___ Record excerpts ___
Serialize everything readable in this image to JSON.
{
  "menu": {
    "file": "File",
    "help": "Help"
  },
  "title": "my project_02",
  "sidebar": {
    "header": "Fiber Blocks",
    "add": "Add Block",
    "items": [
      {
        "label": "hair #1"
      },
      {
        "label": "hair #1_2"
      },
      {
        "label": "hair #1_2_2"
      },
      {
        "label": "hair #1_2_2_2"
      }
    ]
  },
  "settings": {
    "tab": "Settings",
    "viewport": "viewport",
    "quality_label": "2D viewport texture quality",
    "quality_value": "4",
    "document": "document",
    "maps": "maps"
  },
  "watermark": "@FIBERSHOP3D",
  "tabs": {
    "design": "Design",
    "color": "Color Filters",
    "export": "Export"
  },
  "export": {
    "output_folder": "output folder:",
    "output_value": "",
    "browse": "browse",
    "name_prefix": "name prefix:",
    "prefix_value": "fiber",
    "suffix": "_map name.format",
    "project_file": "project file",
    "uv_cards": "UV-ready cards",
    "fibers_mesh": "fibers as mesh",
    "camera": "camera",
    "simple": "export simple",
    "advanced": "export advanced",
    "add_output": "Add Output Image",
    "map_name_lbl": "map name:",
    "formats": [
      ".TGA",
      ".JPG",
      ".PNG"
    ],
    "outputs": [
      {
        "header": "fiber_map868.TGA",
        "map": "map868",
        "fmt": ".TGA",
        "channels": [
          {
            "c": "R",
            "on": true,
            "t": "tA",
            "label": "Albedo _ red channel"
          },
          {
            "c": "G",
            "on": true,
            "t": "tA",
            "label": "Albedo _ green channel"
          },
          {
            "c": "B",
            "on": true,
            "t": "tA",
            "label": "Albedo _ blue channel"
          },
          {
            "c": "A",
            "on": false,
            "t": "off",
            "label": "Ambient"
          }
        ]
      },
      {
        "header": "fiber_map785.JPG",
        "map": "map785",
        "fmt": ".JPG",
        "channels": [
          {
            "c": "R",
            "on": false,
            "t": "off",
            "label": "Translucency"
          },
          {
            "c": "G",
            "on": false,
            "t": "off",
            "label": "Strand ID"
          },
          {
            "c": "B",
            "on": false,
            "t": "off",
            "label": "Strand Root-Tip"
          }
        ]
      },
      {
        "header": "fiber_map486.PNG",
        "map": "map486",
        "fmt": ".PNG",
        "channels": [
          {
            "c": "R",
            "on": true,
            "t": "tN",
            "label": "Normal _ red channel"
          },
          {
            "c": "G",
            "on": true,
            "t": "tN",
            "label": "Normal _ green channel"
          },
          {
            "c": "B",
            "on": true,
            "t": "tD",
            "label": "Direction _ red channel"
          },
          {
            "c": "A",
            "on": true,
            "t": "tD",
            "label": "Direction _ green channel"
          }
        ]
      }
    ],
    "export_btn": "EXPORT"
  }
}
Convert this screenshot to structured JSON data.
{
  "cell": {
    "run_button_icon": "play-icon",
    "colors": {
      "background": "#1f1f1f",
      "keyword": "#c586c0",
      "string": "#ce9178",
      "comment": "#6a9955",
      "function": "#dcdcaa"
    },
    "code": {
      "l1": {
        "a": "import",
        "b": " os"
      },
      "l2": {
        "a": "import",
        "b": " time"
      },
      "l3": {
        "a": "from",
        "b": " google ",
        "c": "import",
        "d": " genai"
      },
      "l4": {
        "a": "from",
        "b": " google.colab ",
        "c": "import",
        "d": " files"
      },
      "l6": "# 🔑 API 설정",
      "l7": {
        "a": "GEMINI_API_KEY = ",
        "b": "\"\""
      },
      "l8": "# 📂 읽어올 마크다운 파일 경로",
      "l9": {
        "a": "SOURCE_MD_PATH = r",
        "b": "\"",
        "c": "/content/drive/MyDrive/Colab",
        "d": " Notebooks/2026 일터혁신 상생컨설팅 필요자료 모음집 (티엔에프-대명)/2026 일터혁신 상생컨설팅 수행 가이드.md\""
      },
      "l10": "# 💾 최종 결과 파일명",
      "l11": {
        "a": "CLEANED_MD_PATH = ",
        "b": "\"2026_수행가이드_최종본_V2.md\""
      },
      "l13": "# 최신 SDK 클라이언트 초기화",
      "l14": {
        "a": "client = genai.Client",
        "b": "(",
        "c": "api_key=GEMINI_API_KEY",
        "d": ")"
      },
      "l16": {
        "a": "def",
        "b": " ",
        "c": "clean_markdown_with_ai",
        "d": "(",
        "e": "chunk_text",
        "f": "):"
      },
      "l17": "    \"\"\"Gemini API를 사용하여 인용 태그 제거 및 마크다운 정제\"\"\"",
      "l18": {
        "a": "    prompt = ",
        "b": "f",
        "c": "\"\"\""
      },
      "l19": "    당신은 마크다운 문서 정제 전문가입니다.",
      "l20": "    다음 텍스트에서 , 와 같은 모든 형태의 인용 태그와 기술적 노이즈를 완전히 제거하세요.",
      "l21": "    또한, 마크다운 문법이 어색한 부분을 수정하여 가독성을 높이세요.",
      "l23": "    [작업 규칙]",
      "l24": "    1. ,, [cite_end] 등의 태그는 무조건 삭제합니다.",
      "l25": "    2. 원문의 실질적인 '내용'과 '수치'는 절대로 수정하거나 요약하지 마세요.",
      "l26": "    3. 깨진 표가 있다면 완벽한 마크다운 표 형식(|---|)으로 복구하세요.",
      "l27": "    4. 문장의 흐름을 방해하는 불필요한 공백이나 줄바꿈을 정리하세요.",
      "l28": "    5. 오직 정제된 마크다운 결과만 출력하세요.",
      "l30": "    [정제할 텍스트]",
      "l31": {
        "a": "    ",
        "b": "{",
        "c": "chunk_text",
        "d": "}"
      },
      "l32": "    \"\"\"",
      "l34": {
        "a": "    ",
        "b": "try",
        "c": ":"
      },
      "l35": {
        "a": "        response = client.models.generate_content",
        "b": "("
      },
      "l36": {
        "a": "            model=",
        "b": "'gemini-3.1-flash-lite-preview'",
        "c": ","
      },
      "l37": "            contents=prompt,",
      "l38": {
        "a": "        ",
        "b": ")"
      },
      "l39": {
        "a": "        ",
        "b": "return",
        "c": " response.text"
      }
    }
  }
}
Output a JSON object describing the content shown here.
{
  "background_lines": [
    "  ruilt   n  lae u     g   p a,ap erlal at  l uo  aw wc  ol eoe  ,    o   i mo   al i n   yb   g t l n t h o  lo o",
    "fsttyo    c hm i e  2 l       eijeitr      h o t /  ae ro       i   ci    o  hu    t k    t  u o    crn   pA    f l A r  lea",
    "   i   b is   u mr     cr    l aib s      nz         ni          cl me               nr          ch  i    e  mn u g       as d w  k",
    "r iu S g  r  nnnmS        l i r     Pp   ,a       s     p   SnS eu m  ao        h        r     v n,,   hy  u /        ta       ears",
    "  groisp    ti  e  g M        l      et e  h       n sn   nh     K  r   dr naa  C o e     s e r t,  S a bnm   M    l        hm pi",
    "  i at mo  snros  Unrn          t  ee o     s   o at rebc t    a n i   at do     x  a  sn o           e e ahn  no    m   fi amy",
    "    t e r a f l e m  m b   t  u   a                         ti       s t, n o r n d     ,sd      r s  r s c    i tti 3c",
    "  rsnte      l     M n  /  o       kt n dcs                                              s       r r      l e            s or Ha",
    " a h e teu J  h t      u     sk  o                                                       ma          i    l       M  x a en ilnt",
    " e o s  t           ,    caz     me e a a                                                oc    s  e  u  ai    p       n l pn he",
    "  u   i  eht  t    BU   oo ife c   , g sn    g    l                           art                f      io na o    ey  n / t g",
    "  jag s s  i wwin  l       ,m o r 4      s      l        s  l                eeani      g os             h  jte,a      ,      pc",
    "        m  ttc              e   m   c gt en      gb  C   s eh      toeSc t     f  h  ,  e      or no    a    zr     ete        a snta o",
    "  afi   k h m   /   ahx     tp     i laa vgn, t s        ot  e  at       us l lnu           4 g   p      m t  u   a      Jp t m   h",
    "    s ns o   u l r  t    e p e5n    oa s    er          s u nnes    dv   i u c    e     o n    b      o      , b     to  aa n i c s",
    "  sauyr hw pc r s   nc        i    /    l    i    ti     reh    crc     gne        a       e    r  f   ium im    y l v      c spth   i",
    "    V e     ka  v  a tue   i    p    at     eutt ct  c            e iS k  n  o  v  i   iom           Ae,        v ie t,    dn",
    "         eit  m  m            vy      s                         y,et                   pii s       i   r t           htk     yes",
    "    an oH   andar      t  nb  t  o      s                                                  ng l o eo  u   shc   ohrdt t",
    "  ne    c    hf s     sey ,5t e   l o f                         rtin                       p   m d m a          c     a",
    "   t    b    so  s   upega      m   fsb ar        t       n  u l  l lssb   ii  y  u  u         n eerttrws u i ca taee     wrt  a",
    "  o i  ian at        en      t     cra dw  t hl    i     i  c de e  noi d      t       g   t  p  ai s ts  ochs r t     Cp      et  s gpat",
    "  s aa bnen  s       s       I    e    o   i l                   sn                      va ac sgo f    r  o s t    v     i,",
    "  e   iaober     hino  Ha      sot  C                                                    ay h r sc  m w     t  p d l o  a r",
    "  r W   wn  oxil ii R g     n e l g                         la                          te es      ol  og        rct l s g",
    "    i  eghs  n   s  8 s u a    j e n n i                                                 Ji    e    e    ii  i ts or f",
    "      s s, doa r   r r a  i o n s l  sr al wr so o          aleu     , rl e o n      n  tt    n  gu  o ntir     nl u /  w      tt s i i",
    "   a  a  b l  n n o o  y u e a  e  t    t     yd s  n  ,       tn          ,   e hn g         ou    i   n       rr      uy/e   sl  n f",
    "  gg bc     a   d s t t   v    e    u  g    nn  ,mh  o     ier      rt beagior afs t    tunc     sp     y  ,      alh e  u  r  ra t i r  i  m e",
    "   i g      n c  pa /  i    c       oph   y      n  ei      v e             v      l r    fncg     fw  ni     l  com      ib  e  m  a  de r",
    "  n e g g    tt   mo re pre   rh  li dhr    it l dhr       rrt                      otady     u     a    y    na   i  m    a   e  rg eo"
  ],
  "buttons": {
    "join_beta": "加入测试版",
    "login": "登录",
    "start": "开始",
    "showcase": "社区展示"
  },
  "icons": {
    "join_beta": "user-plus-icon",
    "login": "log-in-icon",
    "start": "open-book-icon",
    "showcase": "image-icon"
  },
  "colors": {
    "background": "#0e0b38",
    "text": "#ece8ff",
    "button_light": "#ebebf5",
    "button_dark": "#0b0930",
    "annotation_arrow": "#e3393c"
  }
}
___
Problem statement: Determine how many lines include the string "JSON". Give no answer but the number.

Task response: 3